-- start of EXTRACTED RECORDS --
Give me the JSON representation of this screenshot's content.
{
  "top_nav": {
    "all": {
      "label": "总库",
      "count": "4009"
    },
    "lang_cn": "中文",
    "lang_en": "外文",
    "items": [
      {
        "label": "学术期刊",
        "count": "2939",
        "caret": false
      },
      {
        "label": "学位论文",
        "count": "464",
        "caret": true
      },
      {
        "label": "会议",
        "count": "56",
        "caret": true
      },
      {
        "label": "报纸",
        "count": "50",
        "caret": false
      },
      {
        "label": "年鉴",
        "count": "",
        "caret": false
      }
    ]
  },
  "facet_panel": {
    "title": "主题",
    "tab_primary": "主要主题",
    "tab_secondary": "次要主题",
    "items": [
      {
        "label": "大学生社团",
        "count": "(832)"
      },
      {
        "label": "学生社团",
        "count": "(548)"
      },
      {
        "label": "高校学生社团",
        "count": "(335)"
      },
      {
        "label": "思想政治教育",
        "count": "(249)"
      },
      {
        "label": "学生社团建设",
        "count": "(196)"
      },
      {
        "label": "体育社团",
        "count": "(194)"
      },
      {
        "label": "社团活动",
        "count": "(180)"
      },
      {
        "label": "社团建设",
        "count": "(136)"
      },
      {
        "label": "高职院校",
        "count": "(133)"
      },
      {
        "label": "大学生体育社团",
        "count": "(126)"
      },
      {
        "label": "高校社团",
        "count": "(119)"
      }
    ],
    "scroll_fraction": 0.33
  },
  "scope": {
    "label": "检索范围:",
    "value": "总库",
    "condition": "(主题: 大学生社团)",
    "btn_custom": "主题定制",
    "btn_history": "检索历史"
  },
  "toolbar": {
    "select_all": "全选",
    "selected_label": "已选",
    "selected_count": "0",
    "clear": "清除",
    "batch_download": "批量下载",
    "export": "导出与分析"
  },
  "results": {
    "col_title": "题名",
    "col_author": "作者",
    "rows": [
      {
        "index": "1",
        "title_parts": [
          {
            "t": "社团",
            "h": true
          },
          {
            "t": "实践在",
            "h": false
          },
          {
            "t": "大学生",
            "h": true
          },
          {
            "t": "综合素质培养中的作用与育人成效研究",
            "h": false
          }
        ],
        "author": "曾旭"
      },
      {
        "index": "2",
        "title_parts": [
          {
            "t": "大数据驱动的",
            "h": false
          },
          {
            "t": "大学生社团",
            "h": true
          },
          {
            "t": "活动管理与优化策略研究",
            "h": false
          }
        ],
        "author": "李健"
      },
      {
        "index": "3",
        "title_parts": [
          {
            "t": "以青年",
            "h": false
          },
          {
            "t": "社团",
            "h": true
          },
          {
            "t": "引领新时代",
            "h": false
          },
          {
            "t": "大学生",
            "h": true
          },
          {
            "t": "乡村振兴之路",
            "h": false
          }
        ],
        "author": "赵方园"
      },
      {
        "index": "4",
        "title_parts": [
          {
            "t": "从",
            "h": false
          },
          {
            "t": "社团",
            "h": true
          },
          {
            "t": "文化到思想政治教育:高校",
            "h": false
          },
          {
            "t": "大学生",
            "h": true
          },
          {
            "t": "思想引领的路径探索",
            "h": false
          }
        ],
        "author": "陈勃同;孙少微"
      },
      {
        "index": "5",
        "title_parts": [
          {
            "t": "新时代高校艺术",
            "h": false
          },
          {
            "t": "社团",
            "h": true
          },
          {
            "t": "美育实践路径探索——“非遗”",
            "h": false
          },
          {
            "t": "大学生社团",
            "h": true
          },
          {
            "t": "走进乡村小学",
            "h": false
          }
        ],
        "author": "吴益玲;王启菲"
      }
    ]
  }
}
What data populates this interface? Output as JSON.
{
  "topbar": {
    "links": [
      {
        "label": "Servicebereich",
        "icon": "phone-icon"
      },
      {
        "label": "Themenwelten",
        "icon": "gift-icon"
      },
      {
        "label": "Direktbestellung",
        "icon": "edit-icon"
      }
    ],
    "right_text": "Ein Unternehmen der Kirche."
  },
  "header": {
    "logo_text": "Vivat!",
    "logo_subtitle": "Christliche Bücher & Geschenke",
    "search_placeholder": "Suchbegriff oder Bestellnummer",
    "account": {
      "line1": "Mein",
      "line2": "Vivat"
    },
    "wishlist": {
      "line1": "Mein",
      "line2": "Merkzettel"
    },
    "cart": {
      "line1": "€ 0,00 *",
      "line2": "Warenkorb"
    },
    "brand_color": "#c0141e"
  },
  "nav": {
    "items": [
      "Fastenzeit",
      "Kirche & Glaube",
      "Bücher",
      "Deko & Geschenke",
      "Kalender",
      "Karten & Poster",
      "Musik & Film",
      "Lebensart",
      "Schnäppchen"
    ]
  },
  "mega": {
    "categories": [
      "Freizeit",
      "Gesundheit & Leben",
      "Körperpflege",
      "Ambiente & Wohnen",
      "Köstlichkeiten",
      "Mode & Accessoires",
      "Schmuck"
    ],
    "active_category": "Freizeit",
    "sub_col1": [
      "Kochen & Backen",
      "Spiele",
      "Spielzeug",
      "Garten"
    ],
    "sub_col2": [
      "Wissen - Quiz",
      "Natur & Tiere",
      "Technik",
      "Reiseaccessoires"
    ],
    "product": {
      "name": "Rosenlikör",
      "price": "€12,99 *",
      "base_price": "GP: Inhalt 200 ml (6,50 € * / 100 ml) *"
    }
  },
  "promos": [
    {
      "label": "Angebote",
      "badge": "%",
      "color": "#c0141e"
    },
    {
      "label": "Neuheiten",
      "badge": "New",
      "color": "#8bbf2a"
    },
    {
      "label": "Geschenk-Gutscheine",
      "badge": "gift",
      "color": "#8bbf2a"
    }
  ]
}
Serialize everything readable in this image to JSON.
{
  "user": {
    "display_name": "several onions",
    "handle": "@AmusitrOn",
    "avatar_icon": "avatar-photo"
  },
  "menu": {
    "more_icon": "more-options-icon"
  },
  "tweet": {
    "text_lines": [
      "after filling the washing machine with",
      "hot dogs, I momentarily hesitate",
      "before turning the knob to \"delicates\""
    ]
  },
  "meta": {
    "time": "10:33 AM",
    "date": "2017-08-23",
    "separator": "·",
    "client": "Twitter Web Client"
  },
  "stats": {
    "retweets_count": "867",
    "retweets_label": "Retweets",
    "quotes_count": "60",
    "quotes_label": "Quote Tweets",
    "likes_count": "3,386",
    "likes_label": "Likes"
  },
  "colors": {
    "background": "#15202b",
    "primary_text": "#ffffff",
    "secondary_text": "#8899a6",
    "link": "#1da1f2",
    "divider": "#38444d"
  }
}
-- end of EXTRACTED RECORDS --
**SHORT EXERCISE:** Transcribe the entire listing above precisely.

**SOLUTION TO THIS TASK:**
Give me the JSON representation of this screenshot's content.
{
  "top_nav": {
    "all": {
      "label": "总库",
      "count": "4009"
    },
    "lang_cn": "中文",
    "lang_en": "外文",
    "items": [
      {
        "label": "学术期刊",
        "count": "2939",
        "caret": false
      },
      {
        "label": "学位论文",
        "count": "464",
        "caret": true
      },
      {
        "label": "会议",
        "count": "56",
        "caret": true
      },
      {
        "label": "报纸",
        "count": "50",
        "caret": false
      },
      {
        "label": "年鉴",
        "count": "",
        "caret": false
      }
    ]
  },
  "facet_panel": {
    "title": "主题",
    "tab_primary": "主要主题",
    "tab_secondary": "次要主题",
    "items": [
      {
        "label": "大学生社团",
        "count": "(832)"
      },
      {
        "label": "学生社团",
        "count": "(548)"
      },
      {
        "label": "高校学生社团",
        "count": "(335)"
      },
      {
        "label": "思想政治教育",
        "count": "(249)"
      },
      {
        "label": "学生社团建设",
        "count": "(196)"
      },
      {
        "label": "体育社团",
        "count": "(194)"
      },
      {
        "label": "社团活动",
        "count": "(180)"
      },
      {
        "label": "社团建设",
        "count": "(136)"
      },
      {
        "label": "高职院校",
        "count": "(133)"
      },
      {
        "label": "大学生体育社团",
        "count": "(126)"
      },
      {
        "label": "高校社团",
        "count": "(119)"
      }
    ],
    "scroll_fraction": 0.33
  },
  "scope": {
    "label": "检索范围:",
    "value": "总库",
    "condition": "(主题: 大学生社团)",
    "btn_custom": "主题定制",
    "btn_history": "检索历史"
  },
  "toolbar": {
    "select_all": "全选",
    "selected_label": "已选",
    "selected_count": "0",
    "clear": "清除",
    "batch_download": "批量下载",
    "export": "导出与分析"
  },
  "results": {
    "col_title": "题名",
    "col_author": "作者",
    "rows": [
      {
        "index": "1",
        "title_parts": [
          {
            "t": "社团",
            "h": true
          },
          {
            "t": "实践在",
            "h": false
          },
          {
            "t": "大学生",
            "h": true
          },
          {
            "t": "综合素质培养中的作用与育人成效研究",
            "h": false
          }
        ],
        "author": "曾旭"
      },
      {
        "index": "2",
        "title_parts": [
          {
            "t": "大数据驱动的",
            "h": false
          },
          {
            "t": "大学生社团",
            "h": true
          },
          {
            "t": "活动管理与优化策略研究",
            "h": false
          }
        ],
        "author": "李健"
      },
      {
        "index": "3",
        "title_parts": [
          {
            "t": "以青年",
            "h": false
          },
          {
            "t": "社团",
            "h": true
          },
          {
            "t": "引领新时代",
            "h": false
          },
          {
            "t": "大学生",
            "h": true
          },
          {
            "t": "乡村振兴之路",
            "h": false
          }
        ],
        "author": "赵方园"
      },
      {
        "index": "4",
        "title_parts": [
          {
            "t": "从",
            "h": false
          },
          {
            "t": "社团",
            "h": true
          },
          {
            "t": "文化到思想政治教育:高校",
            "h": false
          },
          {
            "t": "大学生",
            "h": true
          },
          {
            "t": "思想引领的路径探索",
            "h": false
          }
        ],
        "author": "陈勃同;孙少微"
      },
      {
        "index": "5",
        "title_parts": [
          {
            "t": "新时代高校艺术",
            "h": false
          },
          {
            "t": "社团",
            "h": true
          },
          {
            "t": "美育实践路径探索——“非遗”",
            "h": false
          },
          {
            "t": "大学生社团",
            "h": true
          },
          {
            "t": "走进乡村小学",
            "h": false
          }
        ],
        "author": "吴益玲;王启菲"
      }
    ]
  }
}
What data populates this interface? Output as JSON.
{
  "topbar": {
    "links": [
      {
        "label": "Servicebereich",
        "icon": "phone-icon"
      },
      {
        "label": "Themenwelten",
        "icon": "gift-icon"
      },
      {
        "label": "Direktbestellung",
        "icon": "edit-icon"
      }
    ],
    "right_text": "Ein Unternehmen der Kirche."
  },
  "header": {
    "logo_text": "Vivat!",
    "logo_subtitle": "Christliche Bücher & Geschenke",
    "search_placeholder": "Suchbegriff oder Bestellnummer",
    "account": {
      "line1": "Mein",
      "line2": "Vivat"
    },
    "wishlist": {
      "line1": "Mein",
      "line2": "Merkzettel"
    },
    "cart": {
      "line1": "€ 0,00 *",
      "line2": "Warenkorb"
    },
    "brand_color": "#c0141e"
  },
  "nav": {
    "items": [
      "Fastenzeit",
      "Kirche & Glaube",
      "Bücher",
      "Deko & Geschenke",
      "Kalender",
      "Karten & Poster",
      "Musik & Film",
      "Lebensart",
      "Schnäppchen"
    ]
  },
  "mega": {
    "categories": [
      "Freizeit",
      "Gesundheit & Leben",
      "Körperpflege",
      "Ambiente & Wohnen",
      "Köstlichkeiten",
      "Mode & Accessoires",
      "Schmuck"
    ],
    "active_category": "Freizeit",
    "sub_col1": [
      "Kochen & Backen",
      "Spiele",
      "Spielzeug",
      "Garten"
    ],
    "sub_col2": [
      "Wissen - Quiz",
      "Natur & Tiere",
      "Technik",
      "Reiseaccessoires"
    ],
    "product": {
      "name": "Rosenlikör",
      "price": "€12,99 *",
      "base_price": "GP: Inhalt 200 ml (6,50 € * / 100 ml) *"
    }
  },
  "promos": [
    {
      "label": "Angebote",
      "badge": "%",
      "color": "#c0141e"
    },
    {
      "label": "Neuheiten",
      "badge": "New",
      "color": "#8bbf2a"
    },
    {
      "label": "Geschenk-Gutscheine",
      "badge": "gift",
      "color": "#8bbf2a"
    }
  ]
}
Serialize everything readable in this image to JSON.
{
  "user": {
    "display_name": "several onions",
    "handle": "@AmusitrOn",
    "avatar_icon": "avatar-photo"
  },
  "menu": {
    "more_icon": "more-options-icon"
  },
  "tweet": {
    "text_lines": [
      "after filling the washing machine with",
      "hot dogs, I momentarily hesitate",
      "before turning the knob to \"delicates\""
    ]
  },
  "meta": {
    "time": "10:33 AM",
    "date": "2017-08-23",
    "separator": "·",
    "client": "Twitter Web Client"
  },
  "stats": {
    "retweets_count": "867",
    "retweets_label": "Retweets",
    "quotes_count": "60",
    "quotes_label": "Quote Tweets",
    "likes_count": "3,386",
    "likes_label": "Likes"
  },
  "colors": {
    "background": "#15202b",
    "primary_text": "#ffffff",
    "secondary_text": "#8899a6",
    "link": "#1da1f2",
    "divider": "#38444d"
  }
}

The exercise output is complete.